───── PROVIDED DATA ─────
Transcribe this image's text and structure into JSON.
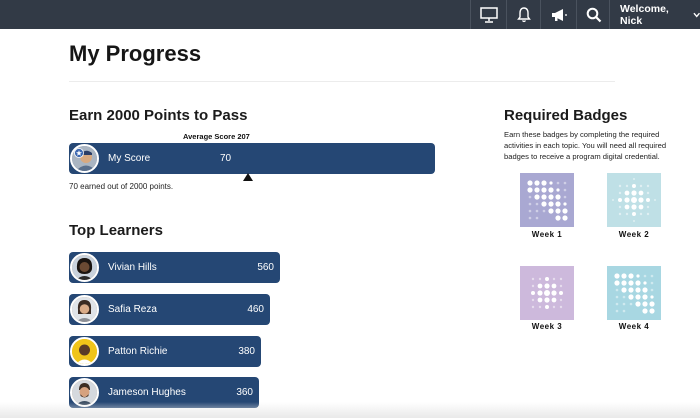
{
  "header": {
    "icons": [
      "presentation-icon",
      "bell-icon",
      "megaphone-icon",
      "search-icon"
    ],
    "welcome": "Welcome, Nick"
  },
  "page": {
    "title": "My Progress"
  },
  "progress": {
    "section_title": "Earn 2000 Points to Pass",
    "average_label": "Average Score 207",
    "my_score_label": "My Score",
    "my_score_value": "70",
    "earned_text": "70 earned out of 2000 points."
  },
  "top_learners": {
    "section_title": "Top Learners",
    "items": [
      {
        "name": "Vivian Hills",
        "score": "560"
      },
      {
        "name": "Safia Reza",
        "score": "460"
      },
      {
        "name": "Patton Richie",
        "score": "380"
      },
      {
        "name": "Jameson Hughes",
        "score": "360"
      }
    ]
  },
  "badges": {
    "section_title": "Required Badges",
    "intro": "Earn these badges by completing the required activities in each topic. You will need all required badges to receive a program digital credential.",
    "items": [
      {
        "label": "Week 1",
        "color": "#a9a8d2"
      },
      {
        "label": "Week 2",
        "color": "#bfe0e6"
      },
      {
        "label": "Week 3",
        "color": "#cdb9dc"
      },
      {
        "label": "Week 4",
        "color": "#a8d7e2"
      }
    ]
  },
  "colors": {
    "topbar": "#323a46",
    "bar": "#254774"
  }
}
─────
Write the listing above out again exactly, dropping each image.

Transcribe this image's text and structure into JSON.
{
  "header": {
    "icons": [
      "presentation-icon",
      "bell-icon",
      "megaphone-icon",
      "search-icon"
    ],
    "welcome": "Welcome, Nick"
  },
  "page": {
    "title": "My Progress"
  },
  "progress": {
    "section_title": "Earn 2000 Points to Pass",
    "average_label": "Average Score 207",
    "my_score_label": "My Score",
    "my_score_value": "70",
    "earned_text": "70 earned out of 2000 points."
  },
  "top_learners": {
    "section_title": "Top Learners",
    "items": [
      {
        "name": "Vivian Hills",
        "score": "560"
      },
      {
        "name": "Safia Reza",
        "score": "460"
      },
      {
        "name": "Patton Richie",
        "score": "380"
      },
      {
        "name": "Jameson Hughes",
        "score": "360"
      }
    ]
  },
  "badges": {
    "section_title": "Required Badges",
    "intro": "Earn these badges by completing the required activities in each topic. You will need all required badges to receive a program digital credential.",
    "items": [
      {
        "label": "Week 1",
        "color": "#a9a8d2"
      },
      {
        "label": "Week 2",
        "color": "#bfe0e6"
      },
      {
        "label": "Week 3",
        "color": "#cdb9dc"
      },
      {
        "label": "Week 4",
        "color": "#a8d7e2"
      }
    ]
  },
  "colors": {
    "topbar": "#323a46",
    "bar": "#254774"
  }
}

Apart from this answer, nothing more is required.